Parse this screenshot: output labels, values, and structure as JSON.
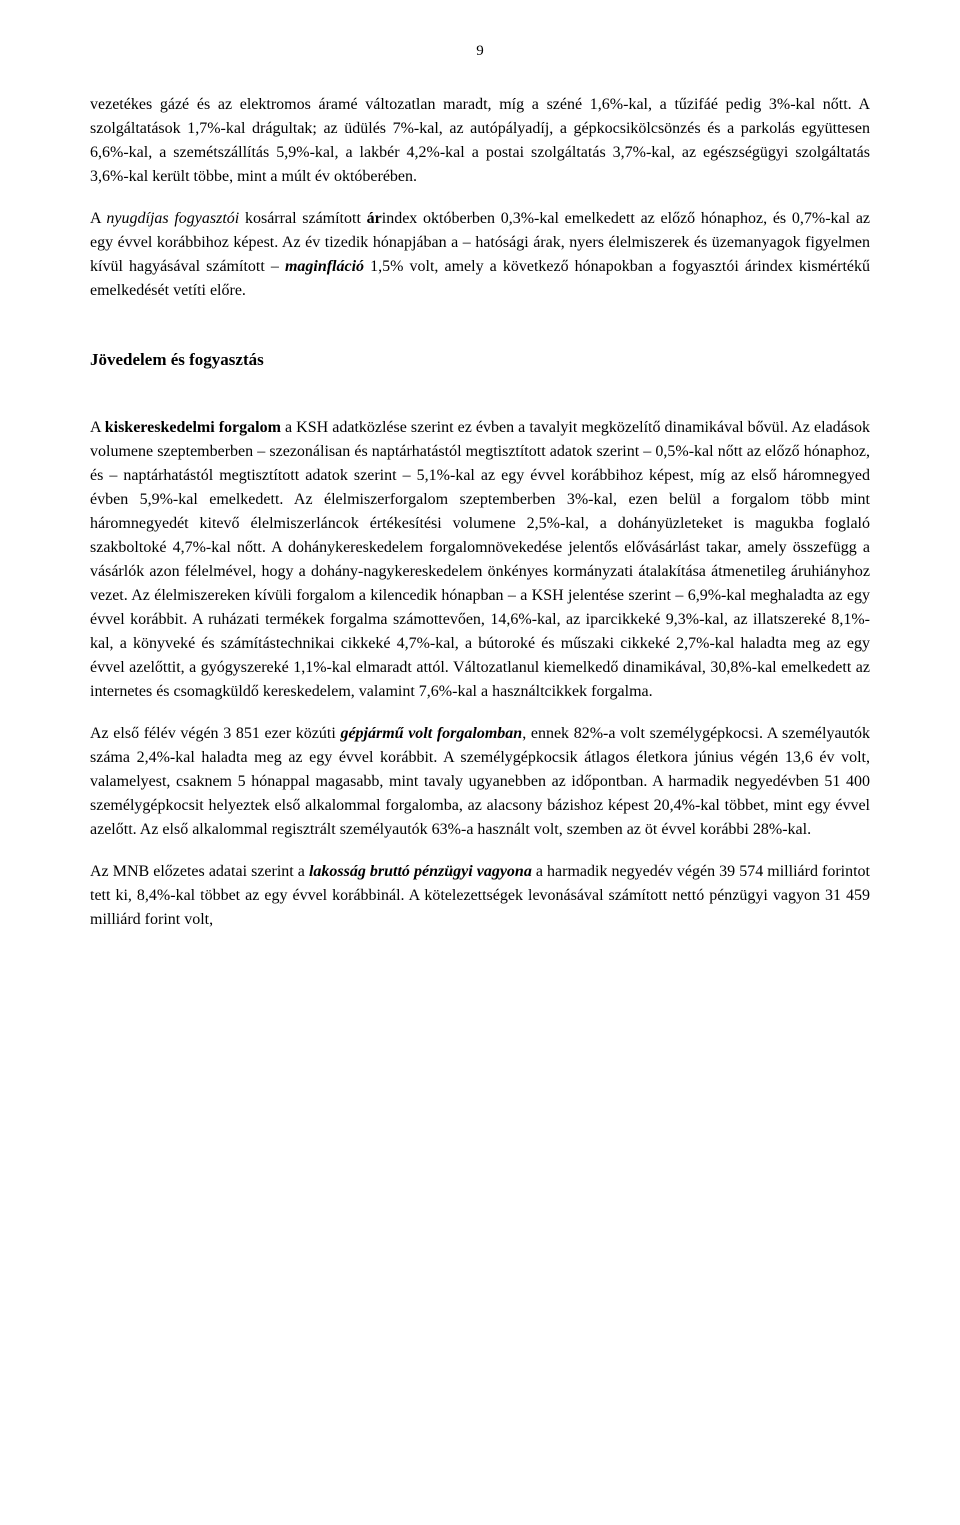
{
  "page_number": "9",
  "para1_a": "vezetékes gázé és az elektromos áramé változatlan maradt, míg a széné 1,6%-kal, a tűzifáé pedig 3%-kal nőtt. A szolgáltatások 1,7%-kal drágultak; az üdülés 7%-kal, az autópályadíj, a gépkocsikölcsönzés és a parkolás együttesen 6,6%-kal, a szemétszállítás 5,9%-kal, a lakbér 4,2%-kal a postai szolgáltatás 3,7%-kal, az egészségügyi szolgáltatás 3,6%-kal került többe, mint a múlt év októberében.",
  "para2_a": "A ",
  "para2_b": "nyugdíjas fogyasztói",
  "para2_c": " kosárral számított ",
  "para2_d": "ár",
  "para2_e": "index októberben 0,3%-kal emelkedett az előző hónaphoz, és 0,7%-kal az egy évvel korábbihoz képest. Az év tizedik hónapjában a – hatósági árak, nyers élelmiszerek és üzemanyagok figyelmen kívül hagyásával számított – ",
  "para2_f": "maginfláció",
  "para2_g": " 1,5% volt, amely a következő hónapokban a fogyasztói árindex kismértékű emelkedését vetíti előre.",
  "heading": "Jövedelem és fogyasztás",
  "para3_a": "A ",
  "para3_b": "kiskereskedelmi forgalom",
  "para3_c": " a KSH adatközlése szerint ez évben a tavalyit megközelítő dinamikával bővül. Az eladások volumene szeptemberben – szezonálisan és naptárhatástól megtisztított adatok szerint – 0,5%-kal nőtt az előző hónaphoz, és – naptárhatástól megtisztított adatok szerint – 5,1%-kal az egy évvel korábbihoz képest, míg az első háromnegyed évben 5,9%-kal emelkedett. Az élelmiszerforgalom szeptemberben 3%-kal, ezen belül a forgalom több mint háromnegyedét kitevő élelmiszerláncok értékesítési volumene 2,5%-kal, a dohányüzleteket is magukba foglaló szakboltoké 4,7%-kal nőtt. A dohánykereskedelem forgalomnövekedése jelentős elővásárlást takar, amely összefügg a vásárlók azon félelmével, hogy a dohány-nagykereskedelem önkényes kormányzati átalakítása átmenetileg áruhiányhoz vezet. Az élelmiszereken kívüli forgalom a kilencedik hónapban – a KSH jelentése szerint – 6,9%-kal meghaladta az egy évvel korábbit. A ruházati termékek forgalma számottevően, 14,6%-kal, az iparcikkeké 9,3%-kal, az illatszereké 8,1%-kal, a könyveké és számítástechnikai cikkeké 4,7%-kal, a bútoroké és műszaki cikkeké 2,7%-kal haladta meg az egy évvel azelőttit, a gyógyszereké 1,1%-kal elmaradt attól. Változatlanul kiemelkedő dinamikával, 30,8%-kal emelkedett az internetes és csomagküldő kereskedelem, valamint 7,6%-kal a használtcikkek forgalma.",
  "para4_a": "Az első félév végén 3 851 ezer közúti ",
  "para4_b": "gépjármű volt forgalomban",
  "para4_c": ", ennek 82%-a volt személygépkocsi. A személyautók száma 2,4%-kal haladta meg az egy évvel korábbit. A személygépkocsik átlagos életkora június végén 13,6 év volt, valamelyest, csaknem 5 hónappal magasabb, mint tavaly ugyanebben az időpontban. A harmadik negyedévben 51 400 személygépkocsit helyeztek első alkalommal forgalomba, az alacsony bázishoz képest 20,4%-kal többet, mint egy évvel azelőtt. Az első alkalommal regisztrált személyautók 63%-a használt volt, szemben az öt évvel korábbi 28%-kal.",
  "para5_a": "Az MNB előzetes adatai szerint a ",
  "para5_b": "lakosság bruttó pénzügyi vagyona",
  "para5_c": " a harmadik negyedév végén 39 574 milliárd forintot tett ki, 8,4%-kal többet az egy évvel korábbinál. A kötelezettségek levonásával számított nettó pénzügyi vagyon 31 459 milliárd forint volt,"
}
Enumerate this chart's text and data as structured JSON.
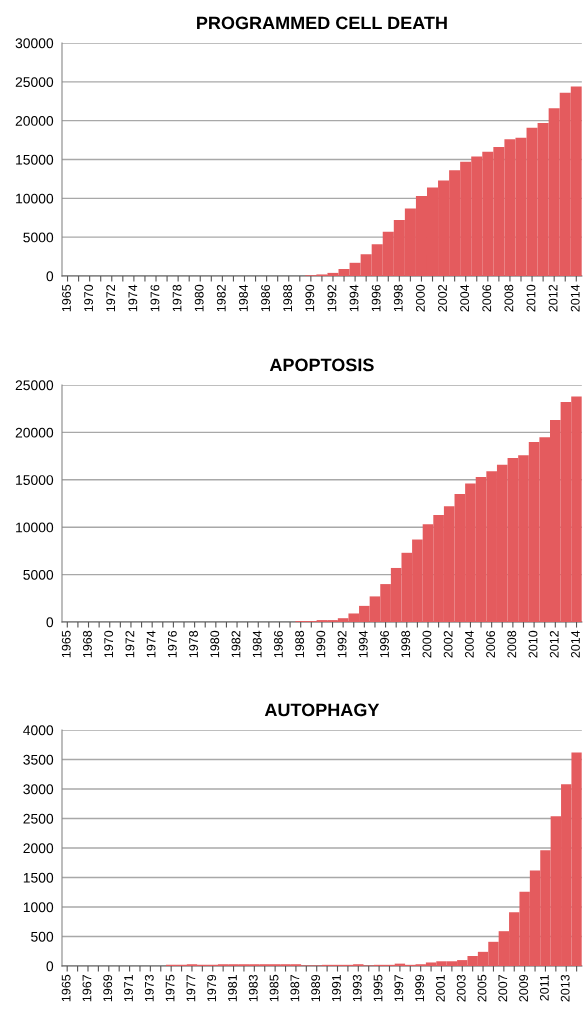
{
  "chart_data": [
    {
      "type": "bar",
      "title": "PROGRAMMED CELL DEATH",
      "color": "#e45b5e",
      "grid": "y",
      "ylim": [
        0,
        30000
      ],
      "yticks": [
        0,
        5000,
        10000,
        15000,
        20000,
        25000,
        30000
      ],
      "categories": [
        "1965",
        null,
        "1970",
        null,
        "1972",
        null,
        "1974",
        null,
        "1976",
        null,
        "1978",
        null,
        "1980",
        null,
        "1982",
        null,
        "1984",
        null,
        "1986",
        null,
        "1988",
        null,
        "1990",
        null,
        "1992",
        null,
        "1994",
        null,
        "1996",
        null,
        "1998",
        null,
        "2000",
        null,
        "2002",
        null,
        "2004",
        null,
        "2006",
        null,
        "2008",
        null,
        "2010",
        null,
        "2012",
        null,
        "2014"
      ],
      "values": [
        0,
        0,
        0,
        0,
        0,
        0,
        0,
        0,
        0,
        0,
        0,
        0,
        0,
        0,
        0,
        0,
        0,
        0,
        0,
        0,
        0,
        0,
        100,
        200,
        400,
        900,
        1700,
        2800,
        4100,
        5700,
        7200,
        8700,
        10300,
        11400,
        12300,
        13600,
        14700,
        15400,
        16000,
        16600,
        17600,
        17800,
        19100,
        19700,
        21600,
        23600,
        24400
      ]
    },
    {
      "type": "bar",
      "title": "APOPTOSIS",
      "color": "#e45b5e",
      "grid": "y",
      "ylim": [
        0,
        25000
      ],
      "yticks": [
        0,
        5000,
        10000,
        15000,
        20000,
        25000
      ],
      "categories": [
        "1965",
        null,
        "1968",
        null,
        "1970",
        null,
        "1972",
        null,
        "1974",
        null,
        "1976",
        null,
        "1978",
        null,
        "1980",
        null,
        "1982",
        null,
        "1984",
        null,
        "1986",
        null,
        "1988",
        null,
        "1990",
        null,
        "1992",
        null,
        "1994",
        null,
        "1996",
        null,
        "1998",
        null,
        "2000",
        null,
        "2002",
        null,
        "2004",
        null,
        "2006",
        null,
        "2008",
        null,
        "2010",
        null,
        "2012",
        null,
        "2014"
      ],
      "values": [
        0,
        0,
        0,
        0,
        0,
        0,
        0,
        0,
        0,
        0,
        0,
        0,
        0,
        0,
        0,
        0,
        0,
        0,
        0,
        0,
        0,
        0,
        100,
        100,
        200,
        200,
        400,
        900,
        1700,
        2700,
        4000,
        5700,
        7300,
        8700,
        10300,
        11300,
        12200,
        13500,
        14600,
        15300,
        15900,
        16600,
        17300,
        17600,
        19000,
        19500,
        21300,
        23200,
        23800
      ]
    },
    {
      "type": "bar",
      "title": "AUTOPHAGY",
      "color": "#e45b5e",
      "grid": "y",
      "ylim": [
        0,
        4000
      ],
      "yticks": [
        0,
        500,
        1000,
        1500,
        2000,
        2500,
        3000,
        3500,
        4000
      ],
      "categories": [
        "1965",
        null,
        "1967",
        null,
        "1969",
        null,
        "1971",
        null,
        "1973",
        null,
        "1975",
        null,
        "1977",
        null,
        "1979",
        null,
        "1981",
        null,
        "1983",
        null,
        "1985",
        null,
        "1987",
        null,
        "1989",
        null,
        "1991",
        null,
        "1993",
        null,
        "1995",
        null,
        "1997",
        null,
        "1999",
        null,
        "2001",
        null,
        "2003",
        null,
        "2005",
        null,
        "2007",
        null,
        "2009",
        null,
        "2011",
        null,
        "2013",
        null
      ],
      "values": [
        0,
        0,
        0,
        0,
        0,
        0,
        0,
        0,
        0,
        0,
        20,
        20,
        30,
        20,
        20,
        30,
        30,
        30,
        30,
        30,
        30,
        30,
        30,
        10,
        10,
        20,
        20,
        20,
        30,
        10,
        20,
        20,
        40,
        20,
        30,
        60,
        80,
        80,
        100,
        170,
        240,
        410,
        590,
        910,
        1260,
        1620,
        1960,
        2540,
        3080,
        3620
      ]
    }
  ]
}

________________________________________

(Prompt):
Scan the material above. Return every line containing the string "this".

(Result):
Parse this screenshot: output labels, values, and structure as JSON.
Enumerate this chart's text and data as structured JSON.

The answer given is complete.